Chart and figure data:

----------------

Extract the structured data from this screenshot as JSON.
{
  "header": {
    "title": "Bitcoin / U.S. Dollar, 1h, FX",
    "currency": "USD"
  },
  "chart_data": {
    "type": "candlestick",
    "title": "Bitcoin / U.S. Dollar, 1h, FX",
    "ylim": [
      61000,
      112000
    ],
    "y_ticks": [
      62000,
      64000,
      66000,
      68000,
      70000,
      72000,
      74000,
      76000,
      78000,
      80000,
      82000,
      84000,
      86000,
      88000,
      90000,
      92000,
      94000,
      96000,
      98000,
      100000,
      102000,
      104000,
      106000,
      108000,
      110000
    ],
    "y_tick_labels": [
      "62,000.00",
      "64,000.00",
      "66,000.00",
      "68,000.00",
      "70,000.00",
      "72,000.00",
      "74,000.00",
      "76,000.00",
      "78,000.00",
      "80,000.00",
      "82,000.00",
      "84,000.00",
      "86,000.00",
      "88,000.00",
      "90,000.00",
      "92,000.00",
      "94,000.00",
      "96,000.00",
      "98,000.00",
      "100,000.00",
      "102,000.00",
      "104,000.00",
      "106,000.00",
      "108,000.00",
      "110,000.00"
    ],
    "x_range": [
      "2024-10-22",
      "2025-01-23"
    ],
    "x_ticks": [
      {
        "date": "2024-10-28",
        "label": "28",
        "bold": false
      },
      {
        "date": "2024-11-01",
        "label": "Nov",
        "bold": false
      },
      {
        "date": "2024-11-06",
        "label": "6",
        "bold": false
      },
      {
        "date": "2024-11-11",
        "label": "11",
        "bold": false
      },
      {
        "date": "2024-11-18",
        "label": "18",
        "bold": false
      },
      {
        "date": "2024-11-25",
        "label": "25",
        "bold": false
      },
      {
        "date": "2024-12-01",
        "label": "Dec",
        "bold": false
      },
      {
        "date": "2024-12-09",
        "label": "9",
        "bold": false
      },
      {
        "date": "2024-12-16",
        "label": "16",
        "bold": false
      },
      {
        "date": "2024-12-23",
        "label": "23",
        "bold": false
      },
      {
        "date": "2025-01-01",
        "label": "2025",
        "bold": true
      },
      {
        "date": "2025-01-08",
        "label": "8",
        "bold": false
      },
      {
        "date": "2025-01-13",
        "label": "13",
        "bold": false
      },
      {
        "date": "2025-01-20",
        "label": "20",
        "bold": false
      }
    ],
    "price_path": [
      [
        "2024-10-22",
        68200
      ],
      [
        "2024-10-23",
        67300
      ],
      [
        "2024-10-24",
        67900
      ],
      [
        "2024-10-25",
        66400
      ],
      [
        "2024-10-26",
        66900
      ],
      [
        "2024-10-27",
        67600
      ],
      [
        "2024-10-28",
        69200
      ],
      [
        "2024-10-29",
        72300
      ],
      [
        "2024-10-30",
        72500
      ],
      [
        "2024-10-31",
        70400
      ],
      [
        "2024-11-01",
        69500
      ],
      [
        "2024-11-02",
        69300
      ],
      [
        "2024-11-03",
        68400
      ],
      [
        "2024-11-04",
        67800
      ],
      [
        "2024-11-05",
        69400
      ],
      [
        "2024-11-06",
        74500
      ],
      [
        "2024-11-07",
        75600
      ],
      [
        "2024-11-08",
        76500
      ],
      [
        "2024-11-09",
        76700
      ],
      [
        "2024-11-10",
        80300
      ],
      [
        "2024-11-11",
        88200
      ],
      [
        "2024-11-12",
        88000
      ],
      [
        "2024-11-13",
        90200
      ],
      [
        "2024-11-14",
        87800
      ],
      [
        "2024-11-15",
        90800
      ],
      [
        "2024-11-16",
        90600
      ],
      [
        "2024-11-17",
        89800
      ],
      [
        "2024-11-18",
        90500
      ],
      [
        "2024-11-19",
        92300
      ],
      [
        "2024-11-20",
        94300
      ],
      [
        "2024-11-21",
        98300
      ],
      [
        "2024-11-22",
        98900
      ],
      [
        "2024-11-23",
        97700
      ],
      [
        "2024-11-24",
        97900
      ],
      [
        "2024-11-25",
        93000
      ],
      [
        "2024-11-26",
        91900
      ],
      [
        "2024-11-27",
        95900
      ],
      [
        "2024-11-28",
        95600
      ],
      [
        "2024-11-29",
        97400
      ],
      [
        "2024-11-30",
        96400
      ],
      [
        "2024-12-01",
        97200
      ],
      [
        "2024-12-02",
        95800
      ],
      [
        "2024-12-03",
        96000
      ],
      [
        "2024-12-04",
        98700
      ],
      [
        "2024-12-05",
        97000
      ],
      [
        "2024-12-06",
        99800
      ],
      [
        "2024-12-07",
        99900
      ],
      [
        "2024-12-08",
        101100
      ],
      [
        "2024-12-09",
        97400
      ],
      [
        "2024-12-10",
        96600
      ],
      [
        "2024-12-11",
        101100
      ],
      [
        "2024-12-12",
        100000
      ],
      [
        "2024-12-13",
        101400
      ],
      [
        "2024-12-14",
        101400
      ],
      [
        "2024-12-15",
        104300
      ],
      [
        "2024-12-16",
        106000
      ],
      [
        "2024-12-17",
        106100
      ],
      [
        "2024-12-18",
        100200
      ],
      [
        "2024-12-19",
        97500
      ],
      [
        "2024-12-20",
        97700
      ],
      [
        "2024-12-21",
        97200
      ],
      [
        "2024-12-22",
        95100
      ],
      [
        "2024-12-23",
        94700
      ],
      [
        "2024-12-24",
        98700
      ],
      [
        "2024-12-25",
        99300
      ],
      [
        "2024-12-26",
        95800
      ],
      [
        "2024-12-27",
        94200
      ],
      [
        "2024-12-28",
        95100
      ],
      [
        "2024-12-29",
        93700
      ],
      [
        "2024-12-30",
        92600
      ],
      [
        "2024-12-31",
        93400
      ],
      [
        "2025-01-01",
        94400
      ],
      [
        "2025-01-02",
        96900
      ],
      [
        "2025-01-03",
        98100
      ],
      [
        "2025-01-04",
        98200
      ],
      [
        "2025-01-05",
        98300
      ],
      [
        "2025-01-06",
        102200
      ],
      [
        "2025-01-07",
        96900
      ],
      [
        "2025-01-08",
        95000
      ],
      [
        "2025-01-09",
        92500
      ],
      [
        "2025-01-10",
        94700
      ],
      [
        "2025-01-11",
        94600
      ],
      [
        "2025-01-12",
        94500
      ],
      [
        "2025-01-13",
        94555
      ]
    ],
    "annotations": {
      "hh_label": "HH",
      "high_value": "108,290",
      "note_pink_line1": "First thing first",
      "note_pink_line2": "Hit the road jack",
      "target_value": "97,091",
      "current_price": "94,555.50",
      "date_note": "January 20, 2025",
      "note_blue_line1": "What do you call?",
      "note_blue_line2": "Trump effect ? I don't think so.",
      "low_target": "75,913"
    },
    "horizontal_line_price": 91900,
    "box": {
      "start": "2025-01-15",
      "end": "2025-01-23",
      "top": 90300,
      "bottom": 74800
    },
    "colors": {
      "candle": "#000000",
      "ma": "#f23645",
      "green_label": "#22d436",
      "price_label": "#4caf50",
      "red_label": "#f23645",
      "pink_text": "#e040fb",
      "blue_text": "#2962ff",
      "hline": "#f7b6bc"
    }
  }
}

----------------

What needs to be done: Every entry above needs to be quoted exactly.

Solution to this problem:
Extract the structured data from this screenshot as JSON.
{
  "header": {
    "title": "Bitcoin / U.S. Dollar, 1h, FX",
    "currency": "USD"
  },
  "chart_data": {
    "type": "candlestick",
    "title": "Bitcoin / U.S. Dollar, 1h, FX",
    "ylim": [
      61000,
      112000
    ],
    "y_ticks": [
      62000,
      64000,
      66000,
      68000,
      70000,
      72000,
      74000,
      76000,
      78000,
      80000,
      82000,
      84000,
      86000,
      88000,
      90000,
      92000,
      94000,
      96000,
      98000,
      100000,
      102000,
      104000,
      106000,
      108000,
      110000
    ],
    "y_tick_labels": [
      "62,000.00",
      "64,000.00",
      "66,000.00",
      "68,000.00",
      "70,000.00",
      "72,000.00",
      "74,000.00",
      "76,000.00",
      "78,000.00",
      "80,000.00",
      "82,000.00",
      "84,000.00",
      "86,000.00",
      "88,000.00",
      "90,000.00",
      "92,000.00",
      "94,000.00",
      "96,000.00",
      "98,000.00",
      "100,000.00",
      "102,000.00",
      "104,000.00",
      "106,000.00",
      "108,000.00",
      "110,000.00"
    ],
    "x_range": [
      "2024-10-22",
      "2025-01-23"
    ],
    "x_ticks": [
      {
        "date": "2024-10-28",
        "label": "28",
        "bold": false
      },
      {
        "date": "2024-11-01",
        "label": "Nov",
        "bold": false
      },
      {
        "date": "2024-11-06",
        "label": "6",
        "bold": false
      },
      {
        "date": "2024-11-11",
        "label": "11",
        "bold": false
      },
      {
        "date": "2024-11-18",
        "label": "18",
        "bold": false
      },
      {
        "date": "2024-11-25",
        "label": "25",
        "bold": false
      },
      {
        "date": "2024-12-01",
        "label": "Dec",
        "bold": false
      },
      {
        "date": "2024-12-09",
        "label": "9",
        "bold": false
      },
      {
        "date": "2024-12-16",
        "label": "16",
        "bold": false
      },
      {
        "date": "2024-12-23",
        "label": "23",
        "bold": false
      },
      {
        "date": "2025-01-01",
        "label": "2025",
        "bold": true
      },
      {
        "date": "2025-01-08",
        "label": "8",
        "bold": false
      },
      {
        "date": "2025-01-13",
        "label": "13",
        "bold": false
      },
      {
        "date": "2025-01-20",
        "label": "20",
        "bold": false
      }
    ],
    "price_path": [
      [
        "2024-10-22",
        68200
      ],
      [
        "2024-10-23",
        67300
      ],
      [
        "2024-10-24",
        67900
      ],
      [
        "2024-10-25",
        66400
      ],
      [
        "2024-10-26",
        66900
      ],
      [
        "2024-10-27",
        67600
      ],
      [
        "2024-10-28",
        69200
      ],
      [
        "2024-10-29",
        72300
      ],
      [
        "2024-10-30",
        72500
      ],
      [
        "2024-10-31",
        70400
      ],
      [
        "2024-11-01",
        69500
      ],
      [
        "2024-11-02",
        69300
      ],
      [
        "2024-11-03",
        68400
      ],
      [
        "2024-11-04",
        67800
      ],
      [
        "2024-11-05",
        69400
      ],
      [
        "2024-11-06",
        74500
      ],
      [
        "2024-11-07",
        75600
      ],
      [
        "2024-11-08",
        76500
      ],
      [
        "2024-11-09",
        76700
      ],
      [
        "2024-11-10",
        80300
      ],
      [
        "2024-11-11",
        88200
      ],
      [
        "2024-11-12",
        88000
      ],
      [
        "2024-11-13",
        90200
      ],
      [
        "2024-11-14",
        87800
      ],
      [
        "2024-11-15",
        90800
      ],
      [
        "2024-11-16",
        90600
      ],
      [
        "2024-11-17",
        89800
      ],
      [
        "2024-11-18",
        90500
      ],
      [
        "2024-11-19",
        92300
      ],
      [
        "2024-11-20",
        94300
      ],
      [
        "2024-11-21",
        98300
      ],
      [
        "2024-11-22",
        98900
      ],
      [
        "2024-11-23",
        97700
      ],
      [
        "2024-11-24",
        97900
      ],
      [
        "2024-11-25",
        93000
      ],
      [
        "2024-11-26",
        91900
      ],
      [
        "2024-11-27",
        95900
      ],
      [
        "2024-11-28",
        95600
      ],
      [
        "2024-11-29",
        97400
      ],
      [
        "2024-11-30",
        96400
      ],
      [
        "2024-12-01",
        97200
      ],
      [
        "2024-12-02",
        95800
      ],
      [
        "2024-12-03",
        96000
      ],
      [
        "2024-12-04",
        98700
      ],
      [
        "2024-12-05",
        97000
      ],
      [
        "2024-12-06",
        99800
      ],
      [
        "2024-12-07",
        99900
      ],
      [
        "2024-12-08",
        101100
      ],
      [
        "2024-12-09",
        97400
      ],
      [
        "2024-12-10",
        96600
      ],
      [
        "2024-12-11",
        101100
      ],
      [
        "2024-12-12",
        100000
      ],
      [
        "2024-12-13",
        101400
      ],
      [
        "2024-12-14",
        101400
      ],
      [
        "2024-12-15",
        104300
      ],
      [
        "2024-12-16",
        106000
      ],
      [
        "2024-12-17",
        106100
      ],
      [
        "2024-12-18",
        100200
      ],
      [
        "2024-12-19",
        97500
      ],
      [
        "2024-12-20",
        97700
      ],
      [
        "2024-12-21",
        97200
      ],
      [
        "2024-12-22",
        95100
      ],
      [
        "2024-12-23",
        94700
      ],
      [
        "2024-12-24",
        98700
      ],
      [
        "2024-12-25",
        99300
      ],
      [
        "2024-12-26",
        95800
      ],
      [
        "2024-12-27",
        94200
      ],
      [
        "2024-12-28",
        95100
      ],
      [
        "2024-12-29",
        93700
      ],
      [
        "2024-12-30",
        92600
      ],
      [
        "2024-12-31",
        93400
      ],
      [
        "2025-01-01",
        94400
      ],
      [
        "2025-01-02",
        96900
      ],
      [
        "2025-01-03",
        98100
      ],
      [
        "2025-01-04",
        98200
      ],
      [
        "2025-01-05",
        98300
      ],
      [
        "2025-01-06",
        102200
      ],
      [
        "2025-01-07",
        96900
      ],
      [
        "2025-01-08",
        95000
      ],
      [
        "2025-01-09",
        92500
      ],
      [
        "2025-01-10",
        94700
      ],
      [
        "2025-01-11",
        94600
      ],
      [
        "2025-01-12",
        94500
      ],
      [
        "2025-01-13",
        94555
      ]
    ],
    "annotations": {
      "hh_label": "HH",
      "high_value": "108,290",
      "note_pink_line1": "First thing first",
      "note_pink_line2": "Hit the road jack",
      "target_value": "97,091",
      "current_price": "94,555.50",
      "date_note": "January 20, 2025",
      "note_blue_line1": "What do you call?",
      "note_blue_line2": "Trump effect ? I don't think so.",
      "low_target": "75,913"
    },
    "horizontal_line_price": 91900,
    "box": {
      "start": "2025-01-15",
      "end": "2025-01-23",
      "top": 90300,
      "bottom": 74800
    },
    "colors": {
      "candle": "#000000",
      "ma": "#f23645",
      "green_label": "#22d436",
      "price_label": "#4caf50",
      "red_label": "#f23645",
      "pink_text": "#e040fb",
      "blue_text": "#2962ff",
      "hline": "#f7b6bc"
    }
  }
}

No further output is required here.